▸ EXERCISE BRIEF
Reproduce all entries precisely, down to the last character.

-- START OF SOURCE DATA --

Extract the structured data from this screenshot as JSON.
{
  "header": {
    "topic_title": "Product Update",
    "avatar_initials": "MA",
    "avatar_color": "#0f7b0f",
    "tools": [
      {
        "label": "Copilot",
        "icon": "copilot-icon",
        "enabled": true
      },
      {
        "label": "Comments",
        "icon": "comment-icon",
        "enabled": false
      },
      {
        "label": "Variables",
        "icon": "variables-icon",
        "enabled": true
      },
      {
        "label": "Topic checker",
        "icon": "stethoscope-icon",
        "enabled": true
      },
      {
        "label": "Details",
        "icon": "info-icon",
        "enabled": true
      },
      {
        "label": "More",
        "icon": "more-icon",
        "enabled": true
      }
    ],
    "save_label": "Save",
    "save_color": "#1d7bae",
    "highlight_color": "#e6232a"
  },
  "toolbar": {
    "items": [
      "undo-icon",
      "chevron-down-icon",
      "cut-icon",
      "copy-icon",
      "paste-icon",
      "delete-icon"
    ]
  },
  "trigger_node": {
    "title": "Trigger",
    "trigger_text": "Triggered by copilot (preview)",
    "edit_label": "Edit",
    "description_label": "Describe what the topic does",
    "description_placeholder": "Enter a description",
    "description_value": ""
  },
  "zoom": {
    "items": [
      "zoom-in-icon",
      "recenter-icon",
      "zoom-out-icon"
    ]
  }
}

-- END OF SOURCE DATA --

▸ PROBLEM SOLUTION
Extract the structured data from this screenshot as JSON.
{
  "header": {
    "topic_title": "Product Update",
    "avatar_initials": "MA",
    "avatar_color": "#0f7b0f",
    "tools": [
      {
        "label": "Copilot",
        "icon": "copilot-icon",
        "enabled": true
      },
      {
        "label": "Comments",
        "icon": "comment-icon",
        "enabled": false
      },
      {
        "label": "Variables",
        "icon": "variables-icon",
        "enabled": true
      },
      {
        "label": "Topic checker",
        "icon": "stethoscope-icon",
        "enabled": true
      },
      {
        "label": "Details",
        "icon": "info-icon",
        "enabled": true
      },
      {
        "label": "More",
        "icon": "more-icon",
        "enabled": true
      }
    ],
    "save_label": "Save",
    "save_color": "#1d7bae",
    "highlight_color": "#e6232a"
  },
  "toolbar": {
    "items": [
      "undo-icon",
      "chevron-down-icon",
      "cut-icon",
      "copy-icon",
      "paste-icon",
      "delete-icon"
    ]
  },
  "trigger_node": {
    "title": "Trigger",
    "trigger_text": "Triggered by copilot (preview)",
    "edit_label": "Edit",
    "description_label": "Describe what the topic does",
    "description_placeholder": "Enter a description",
    "description_value": ""
  },
  "zoom": {
    "items": [
      "zoom-in-icon",
      "recenter-icon",
      "zoom-out-icon"
    ]
  }
}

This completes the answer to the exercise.